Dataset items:
************

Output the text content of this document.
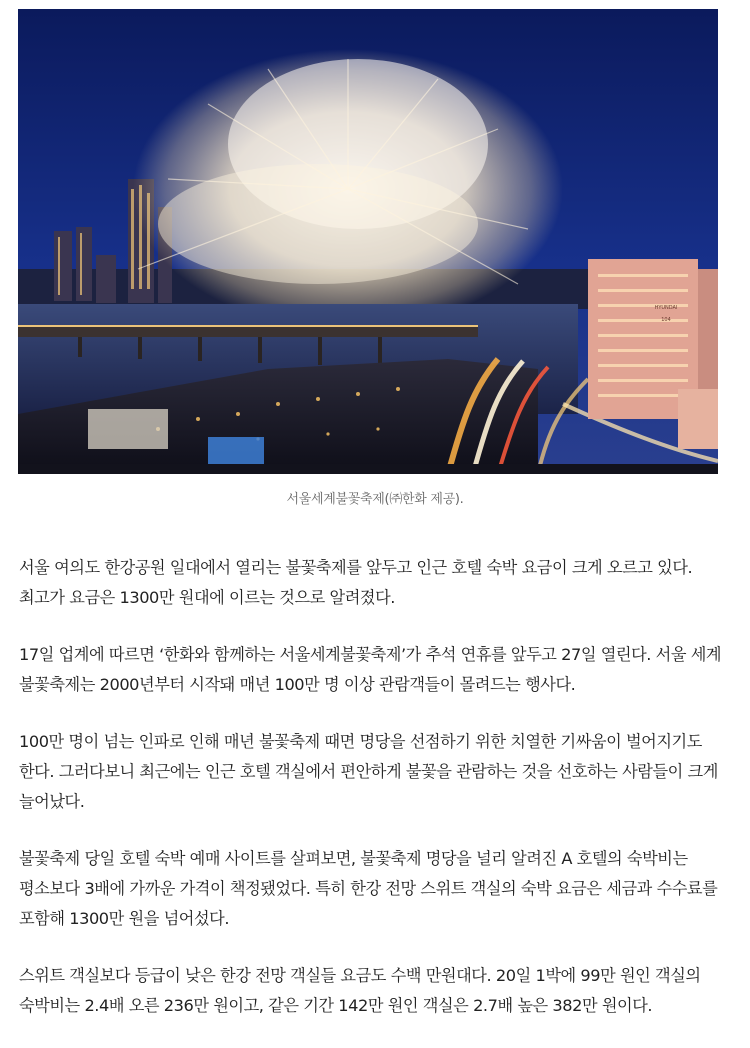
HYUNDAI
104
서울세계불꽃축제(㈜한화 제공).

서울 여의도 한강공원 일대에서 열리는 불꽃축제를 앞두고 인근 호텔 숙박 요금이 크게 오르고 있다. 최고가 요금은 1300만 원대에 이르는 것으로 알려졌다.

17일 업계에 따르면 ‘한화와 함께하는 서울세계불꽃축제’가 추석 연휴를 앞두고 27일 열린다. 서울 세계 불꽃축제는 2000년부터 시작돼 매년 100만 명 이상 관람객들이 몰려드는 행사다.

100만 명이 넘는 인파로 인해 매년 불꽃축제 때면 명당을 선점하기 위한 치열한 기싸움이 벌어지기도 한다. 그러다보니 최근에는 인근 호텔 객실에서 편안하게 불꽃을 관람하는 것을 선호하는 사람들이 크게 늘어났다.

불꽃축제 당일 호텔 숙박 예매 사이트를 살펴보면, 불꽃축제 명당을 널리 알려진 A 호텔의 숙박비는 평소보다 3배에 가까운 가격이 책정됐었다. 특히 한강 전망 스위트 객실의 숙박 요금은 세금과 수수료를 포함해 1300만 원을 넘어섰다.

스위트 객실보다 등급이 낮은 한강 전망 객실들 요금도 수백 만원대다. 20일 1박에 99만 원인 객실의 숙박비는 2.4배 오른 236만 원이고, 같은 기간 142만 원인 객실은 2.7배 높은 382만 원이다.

************

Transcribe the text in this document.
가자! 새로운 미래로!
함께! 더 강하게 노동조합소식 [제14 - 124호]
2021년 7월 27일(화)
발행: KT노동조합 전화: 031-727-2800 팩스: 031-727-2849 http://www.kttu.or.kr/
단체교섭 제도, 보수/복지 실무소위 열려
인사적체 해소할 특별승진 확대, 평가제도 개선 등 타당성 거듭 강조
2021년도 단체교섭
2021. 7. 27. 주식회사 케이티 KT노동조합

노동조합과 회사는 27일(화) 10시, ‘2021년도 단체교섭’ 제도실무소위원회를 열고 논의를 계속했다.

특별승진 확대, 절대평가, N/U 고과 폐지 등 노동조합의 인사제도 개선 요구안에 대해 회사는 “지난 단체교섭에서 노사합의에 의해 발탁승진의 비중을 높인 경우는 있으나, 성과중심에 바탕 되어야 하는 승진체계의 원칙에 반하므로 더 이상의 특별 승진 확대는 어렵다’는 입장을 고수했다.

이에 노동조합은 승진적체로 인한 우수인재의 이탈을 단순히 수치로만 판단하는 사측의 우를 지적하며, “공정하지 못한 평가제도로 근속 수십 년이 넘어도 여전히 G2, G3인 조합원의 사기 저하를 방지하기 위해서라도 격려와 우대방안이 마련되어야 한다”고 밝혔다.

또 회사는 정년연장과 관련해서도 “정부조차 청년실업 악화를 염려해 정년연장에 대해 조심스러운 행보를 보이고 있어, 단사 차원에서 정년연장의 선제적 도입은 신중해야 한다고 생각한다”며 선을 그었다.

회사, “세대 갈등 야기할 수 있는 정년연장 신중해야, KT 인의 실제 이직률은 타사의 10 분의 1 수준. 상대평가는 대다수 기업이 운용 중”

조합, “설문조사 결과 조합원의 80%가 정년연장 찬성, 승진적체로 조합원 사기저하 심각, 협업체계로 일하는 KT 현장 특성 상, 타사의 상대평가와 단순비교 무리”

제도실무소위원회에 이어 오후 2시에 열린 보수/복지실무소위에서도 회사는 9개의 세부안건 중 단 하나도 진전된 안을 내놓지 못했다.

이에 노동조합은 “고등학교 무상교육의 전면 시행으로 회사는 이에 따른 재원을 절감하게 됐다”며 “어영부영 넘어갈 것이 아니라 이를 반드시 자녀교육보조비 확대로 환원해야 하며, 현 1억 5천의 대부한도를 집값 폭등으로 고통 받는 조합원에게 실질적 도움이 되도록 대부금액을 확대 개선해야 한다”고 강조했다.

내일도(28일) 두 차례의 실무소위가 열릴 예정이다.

************

Copy out every line that includes the word "text".

- [Task answer]
Output the text content of this document.
Transcribe the text in this document.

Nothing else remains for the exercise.